----- Source data

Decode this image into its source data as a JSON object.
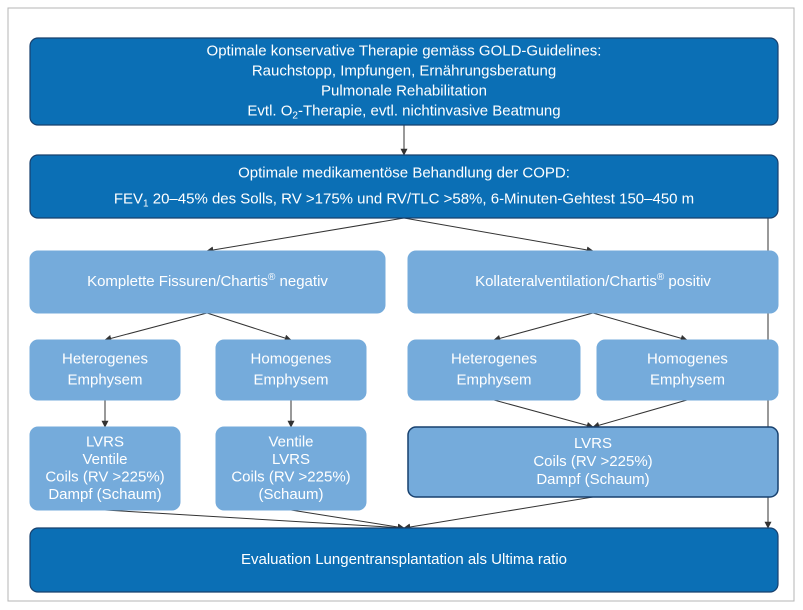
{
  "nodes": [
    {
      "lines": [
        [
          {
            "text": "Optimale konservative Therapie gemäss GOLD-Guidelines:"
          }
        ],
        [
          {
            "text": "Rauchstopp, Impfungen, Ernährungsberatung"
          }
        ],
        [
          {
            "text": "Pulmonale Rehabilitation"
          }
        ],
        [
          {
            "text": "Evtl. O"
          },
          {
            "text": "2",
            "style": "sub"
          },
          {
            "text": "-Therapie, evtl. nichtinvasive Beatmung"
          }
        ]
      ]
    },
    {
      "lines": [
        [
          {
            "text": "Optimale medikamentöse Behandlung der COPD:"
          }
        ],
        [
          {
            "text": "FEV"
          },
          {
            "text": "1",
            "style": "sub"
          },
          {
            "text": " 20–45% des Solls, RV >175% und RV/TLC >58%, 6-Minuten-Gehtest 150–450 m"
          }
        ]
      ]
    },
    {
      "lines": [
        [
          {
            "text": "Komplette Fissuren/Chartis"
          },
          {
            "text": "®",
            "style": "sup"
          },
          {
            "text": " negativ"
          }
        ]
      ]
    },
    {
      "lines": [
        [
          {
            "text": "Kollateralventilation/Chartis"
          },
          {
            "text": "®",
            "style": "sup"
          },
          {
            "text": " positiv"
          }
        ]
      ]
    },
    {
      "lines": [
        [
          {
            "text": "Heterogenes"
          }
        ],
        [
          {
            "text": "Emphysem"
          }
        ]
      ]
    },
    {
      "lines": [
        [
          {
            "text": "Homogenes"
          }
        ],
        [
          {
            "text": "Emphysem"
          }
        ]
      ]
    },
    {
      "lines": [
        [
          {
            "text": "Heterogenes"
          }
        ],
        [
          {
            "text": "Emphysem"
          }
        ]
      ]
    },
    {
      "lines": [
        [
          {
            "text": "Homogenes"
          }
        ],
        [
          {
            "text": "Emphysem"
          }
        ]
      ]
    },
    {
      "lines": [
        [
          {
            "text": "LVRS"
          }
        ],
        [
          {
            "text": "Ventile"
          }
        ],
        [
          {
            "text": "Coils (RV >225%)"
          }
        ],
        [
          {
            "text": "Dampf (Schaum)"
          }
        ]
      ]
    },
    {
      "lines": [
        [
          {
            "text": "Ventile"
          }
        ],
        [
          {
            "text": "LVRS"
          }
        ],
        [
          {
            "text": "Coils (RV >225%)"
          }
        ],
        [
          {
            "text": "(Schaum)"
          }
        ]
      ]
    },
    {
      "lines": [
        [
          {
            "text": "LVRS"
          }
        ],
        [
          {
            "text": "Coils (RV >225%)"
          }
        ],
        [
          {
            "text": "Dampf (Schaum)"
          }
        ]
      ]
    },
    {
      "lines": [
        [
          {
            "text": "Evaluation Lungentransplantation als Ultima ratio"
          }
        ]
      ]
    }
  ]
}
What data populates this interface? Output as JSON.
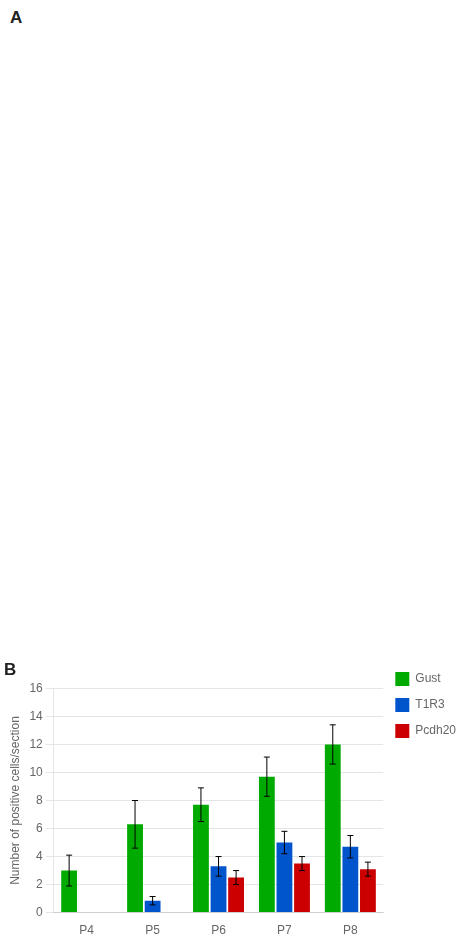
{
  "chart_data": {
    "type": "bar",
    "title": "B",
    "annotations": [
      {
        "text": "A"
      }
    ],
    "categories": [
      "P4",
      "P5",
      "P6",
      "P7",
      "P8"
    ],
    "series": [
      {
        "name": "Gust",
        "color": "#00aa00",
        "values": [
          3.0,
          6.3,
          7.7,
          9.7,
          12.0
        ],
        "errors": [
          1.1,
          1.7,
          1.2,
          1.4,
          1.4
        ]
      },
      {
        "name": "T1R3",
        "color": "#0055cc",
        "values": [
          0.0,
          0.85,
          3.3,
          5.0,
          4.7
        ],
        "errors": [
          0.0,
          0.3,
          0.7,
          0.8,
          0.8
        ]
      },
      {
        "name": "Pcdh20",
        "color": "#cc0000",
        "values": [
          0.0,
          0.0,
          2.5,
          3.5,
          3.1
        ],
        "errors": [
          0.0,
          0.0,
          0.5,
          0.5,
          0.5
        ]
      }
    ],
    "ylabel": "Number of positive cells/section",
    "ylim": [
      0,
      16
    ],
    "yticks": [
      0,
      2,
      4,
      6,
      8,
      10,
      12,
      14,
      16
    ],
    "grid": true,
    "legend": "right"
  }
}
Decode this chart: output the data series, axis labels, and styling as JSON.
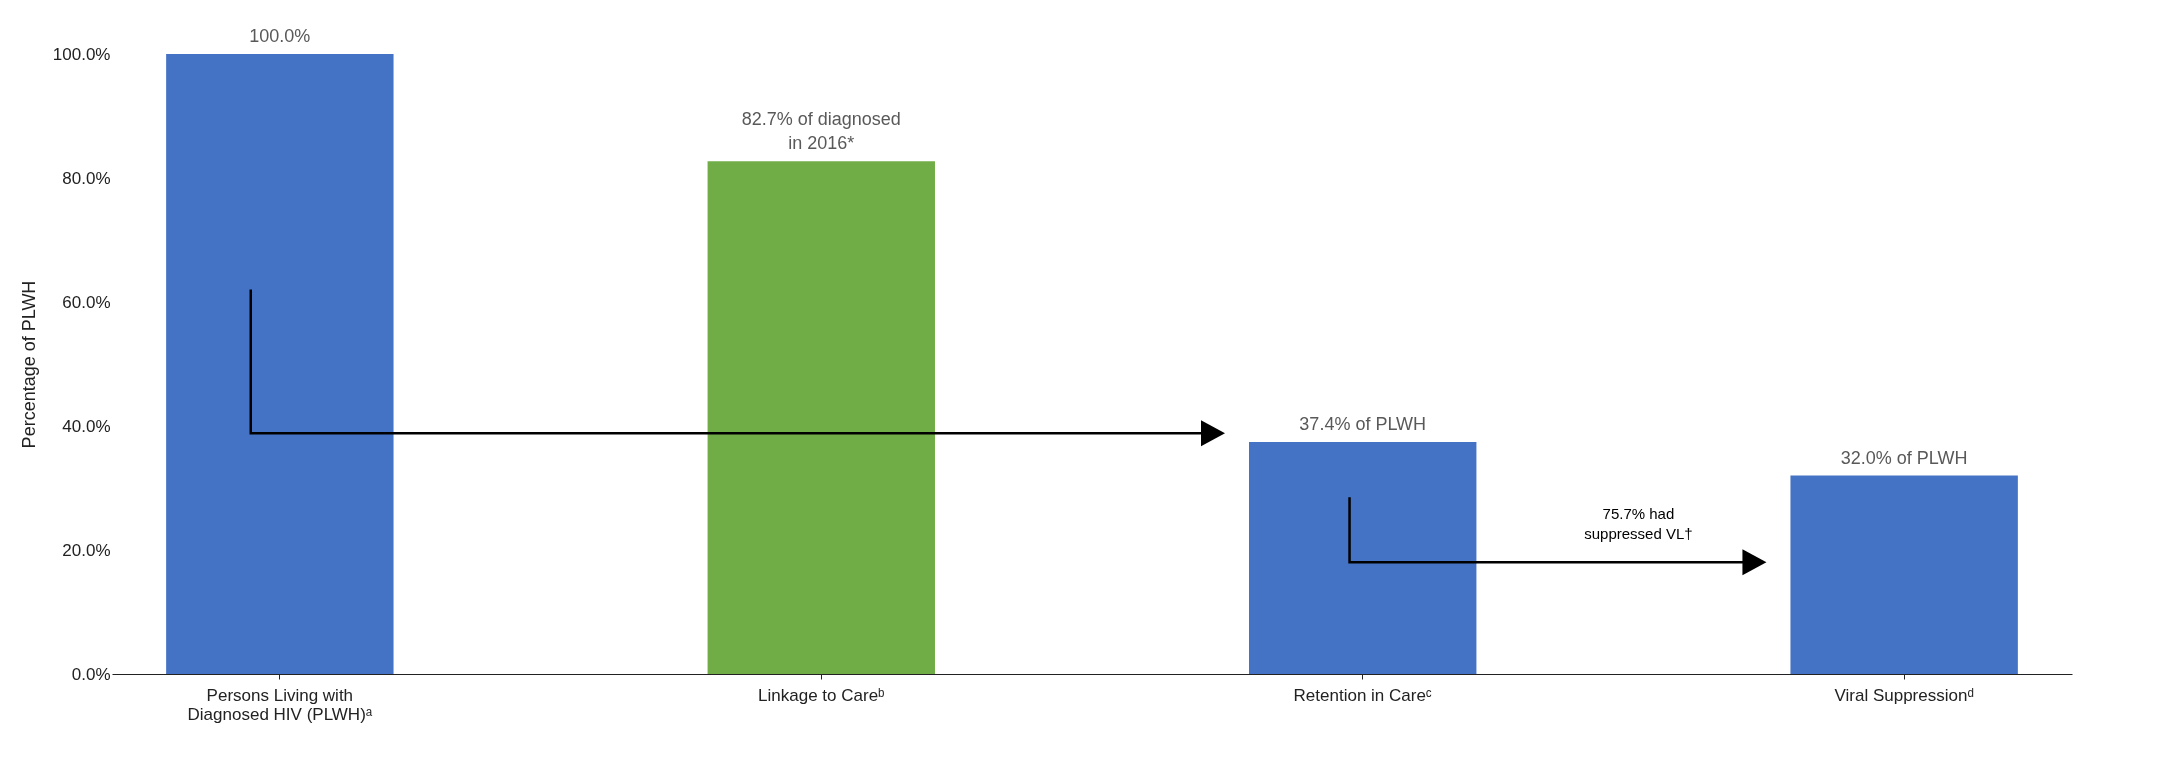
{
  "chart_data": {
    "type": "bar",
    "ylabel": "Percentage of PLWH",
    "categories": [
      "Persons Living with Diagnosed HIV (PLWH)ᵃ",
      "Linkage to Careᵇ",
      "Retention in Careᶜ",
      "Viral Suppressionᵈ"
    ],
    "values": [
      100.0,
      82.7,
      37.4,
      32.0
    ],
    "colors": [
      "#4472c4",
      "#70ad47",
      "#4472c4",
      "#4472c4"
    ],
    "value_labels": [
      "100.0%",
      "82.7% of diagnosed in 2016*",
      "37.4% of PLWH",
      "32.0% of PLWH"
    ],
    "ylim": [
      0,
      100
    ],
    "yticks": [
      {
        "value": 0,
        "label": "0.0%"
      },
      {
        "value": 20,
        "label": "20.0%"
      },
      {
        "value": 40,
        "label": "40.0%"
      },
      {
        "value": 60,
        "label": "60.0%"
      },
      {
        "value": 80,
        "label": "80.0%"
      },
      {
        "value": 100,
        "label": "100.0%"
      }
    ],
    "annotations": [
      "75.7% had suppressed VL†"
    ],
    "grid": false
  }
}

----------

» **Exercise aim**
Leave out the pictures, and extract exactly the lines from the one with "Decode this chart: output" through the end of the records, both ends included.

» **Completed exercise**
Decode this chart: output the data series, axis labels, and styling as JSON.
{
  "chart_data": {
    "type": "bar",
    "ylabel": "Percentage of PLWH",
    "categories": [
      "Persons Living with Diagnosed HIV (PLWH)ᵃ",
      "Linkage to Careᵇ",
      "Retention in Careᶜ",
      "Viral Suppressionᵈ"
    ],
    "values": [
      100.0,
      82.7,
      37.4,
      32.0
    ],
    "colors": [
      "#4472c4",
      "#70ad47",
      "#4472c4",
      "#4472c4"
    ],
    "value_labels": [
      "100.0%",
      "82.7% of diagnosed in 2016*",
      "37.4% of PLWH",
      "32.0% of PLWH"
    ],
    "ylim": [
      0,
      100
    ],
    "yticks": [
      {
        "value": 0,
        "label": "0.0%"
      },
      {
        "value": 20,
        "label": "20.0%"
      },
      {
        "value": 40,
        "label": "40.0%"
      },
      {
        "value": 60,
        "label": "60.0%"
      },
      {
        "value": 80,
        "label": "80.0%"
      },
      {
        "value": 100,
        "label": "100.0%"
      }
    ],
    "annotations": [
      "75.7% had suppressed VL†"
    ],
    "grid": false
  }
}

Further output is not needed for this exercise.